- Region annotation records
+++

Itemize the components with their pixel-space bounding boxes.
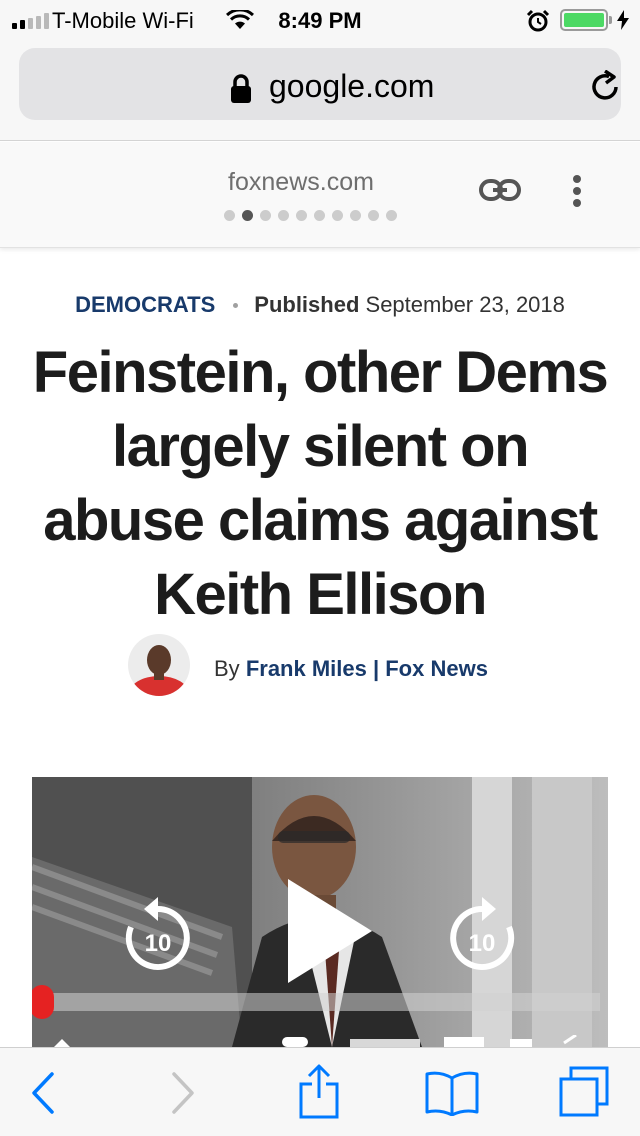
video-progress-bar[interactable] (42, 993, 600, 1011)
play-icon[interactable] (284, 877, 374, 985)
amp-viewer-header: foxnews.com (0, 142, 640, 248)
link-icon[interactable] (479, 178, 521, 202)
page-dot (332, 210, 343, 221)
page-dot (260, 210, 271, 221)
carousel-page-dots (224, 210, 397, 221)
lock-icon (231, 74, 251, 103)
page-dot (224, 210, 235, 221)
page-dot (368, 210, 379, 221)
address-bar[interactable]: google.com (19, 48, 621, 120)
more-vertical-icon[interactable] (570, 174, 584, 210)
published-label: Published (254, 292, 360, 317)
published-date: September 23, 2018 (365, 292, 565, 317)
category-link[interactable]: DEMOCRATS (75, 292, 215, 317)
byline-text: By Frank Miles | Fox News (214, 656, 488, 682)
battery-nub (609, 16, 612, 24)
alarm-icon (526, 9, 550, 32)
page-dot (278, 210, 289, 221)
address-text: google.com (269, 68, 435, 104)
article-meta: DEMOCRATS Published September 23, 2018 (0, 292, 640, 318)
forward-seconds-label: 10 (469, 930, 496, 957)
source-domain[interactable]: foxnews.com (0, 168, 640, 197)
author-avatar (128, 634, 190, 696)
forward-10-icon[interactable]: 10 (442, 897, 522, 977)
page-dot (296, 210, 307, 221)
byline: By Frank Miles | Fox News (128, 634, 548, 698)
back-icon[interactable] (30, 1070, 56, 1116)
article-headline: Feinstein, other Dems largely silent on … (32, 340, 609, 627)
battery-icon (560, 9, 608, 31)
page-dot (242, 210, 253, 221)
forward-icon (172, 1072, 194, 1114)
rewind-seconds-label: 10 (145, 930, 172, 957)
browser-address-area: google.com (0, 40, 640, 141)
page-dot (314, 210, 325, 221)
video-scrubber-handle[interactable] (32, 985, 54, 1019)
video-player[interactable]: 10 10 (32, 777, 608, 1047)
separator-dot (233, 302, 239, 308)
page-dot (386, 210, 397, 221)
share-icon[interactable] (298, 1064, 340, 1120)
safari-toolbar (0, 1047, 640, 1136)
page-dot (350, 210, 361, 221)
bookmarks-icon[interactable] (424, 1070, 480, 1116)
video-controls-row (54, 1035, 577, 1047)
charging-bolt-icon (617, 10, 629, 30)
status-bar: T-Mobile Wi-Fi 8:49 PM (0, 0, 640, 40)
reload-icon[interactable] (589, 70, 623, 104)
author-link[interactable]: Frank Miles | Fox News (246, 656, 488, 681)
battery-level-fill (564, 13, 604, 27)
rewind-10-icon[interactable]: 10 (118, 897, 198, 977)
tabs-icon[interactable] (558, 1066, 610, 1118)
byline-prefix: By (214, 656, 240, 681)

+++

- SHORT TASK
Render every line of the records above as a JSON list of strings, with one string per line and blank lines omitted. Exclude the pictures from the list.

- EXPECTED OUTPUT
[
  "Itemize the components with their pixel-space bounding boxes.",
  "video-progress-bar[interactable] (42, 993, 600, 1011)",
  "play-icon[interactable] (284, 877, 374, 985)",
  "amp-viewer-header: foxnews.com (0, 142, 640, 248)",
  "link-icon[interactable] (479, 178, 521, 202)",
  "page-dot (332, 210, 343, 221)",
  "page-dot (260, 210, 271, 221)",
  "carousel-page-dots (224, 210, 397, 221)",
  "lock-icon (231, 74, 251, 103)",
  "page-dot (224, 210, 235, 221)",
  "page-dot (368, 210, 379, 221)",
  "address-bar[interactable]: google.com (19, 48, 621, 120)",
  "more-vertical-icon[interactable] (570, 174, 584, 210)",
  "published-label: Published (254, 292, 360, 317)",
  "published-date: September 23, 2018 (365, 292, 565, 317)",
  "category-link[interactable]: DEMOCRATS (75, 292, 215, 317)",
  "byline-text: By Frank Miles | Fox News (214, 656, 488, 682)",
  "battery-nub (609, 16, 612, 24)",
  "alarm-icon (526, 9, 550, 32)",
  "page-dot (278, 210, 289, 221)",
  "address-text: google.com (269, 68, 435, 104)",
  "article-meta: DEMOCRATS Published September 23, 2018 (0, 292, 640, 318)",
  "forward-seconds-label: 10 (469, 930, 496, 957)",
  "source-domain[interactable]: foxnews.com (0, 168, 640, 197)",
  "author-avatar (128, 634, 190, 696)",
  "forward-10-icon[interactable]: 10 (442, 897, 522, 977)",
  "page-dot (296, 210, 307, 221)",
  "byline: By Frank Miles | Fox News (128, 634, 548, 698)",
  "back-icon[interactable] (30, 1070, 56, 1116)",
  "article-headline: Feinstein, other Dems largely silent on … (32, 340, 609, 627)",
  "battery-icon (560, 9, 608, 31)",
  "page-dot (242, 210, 253, 221)",
  "forward-icon (172, 1072, 194, 1114)",
  "rewind-seconds-label: 10 (145, 930, 172, 957)",
  "browser-address-area: google.com (0, 40, 640, 141)",
  "page-dot (314, 210, 325, 221)",
  "video-scrubber-handle[interactable] (32, 985, 54, 1019)",
  "video-player[interactable]: 10 10 (32, 777, 608, 1047)",
  "separator-dot (233, 302, 239, 308)",
  "page-dot (386, 210, 397, 221)",
  "share-icon[interactable] (298, 1064, 340, 1120)",
  "safari-toolbar (0, 1047, 640, 1136)",
  "page-dot (350, 210, 361, 221)",
  "bookmarks-icon[interactable] (424, 1070, 480, 1116)",
  "video-controls-row (54, 1035, 577, 1047)",
  "charging-bolt-icon (617, 10, 629, 30)",
  "status-bar: T-Mobile Wi-Fi 8:49 PM (0, 0, 640, 40)",
  "reload-icon[interactable] (589, 70, 623, 104)",
  "author-link[interactable]: Frank Miles | Fox News (246, 656, 488, 681)",
  "battery-level-fill (564, 13, 604, 27)",
  "rewind-10-icon[interactable]: 10 (118, 897, 198, 977)",
  "tabs-icon[interactable] (558, 1066, 610, 1118)",
  "byline-prefix: By (214, 656, 240, 681)"
]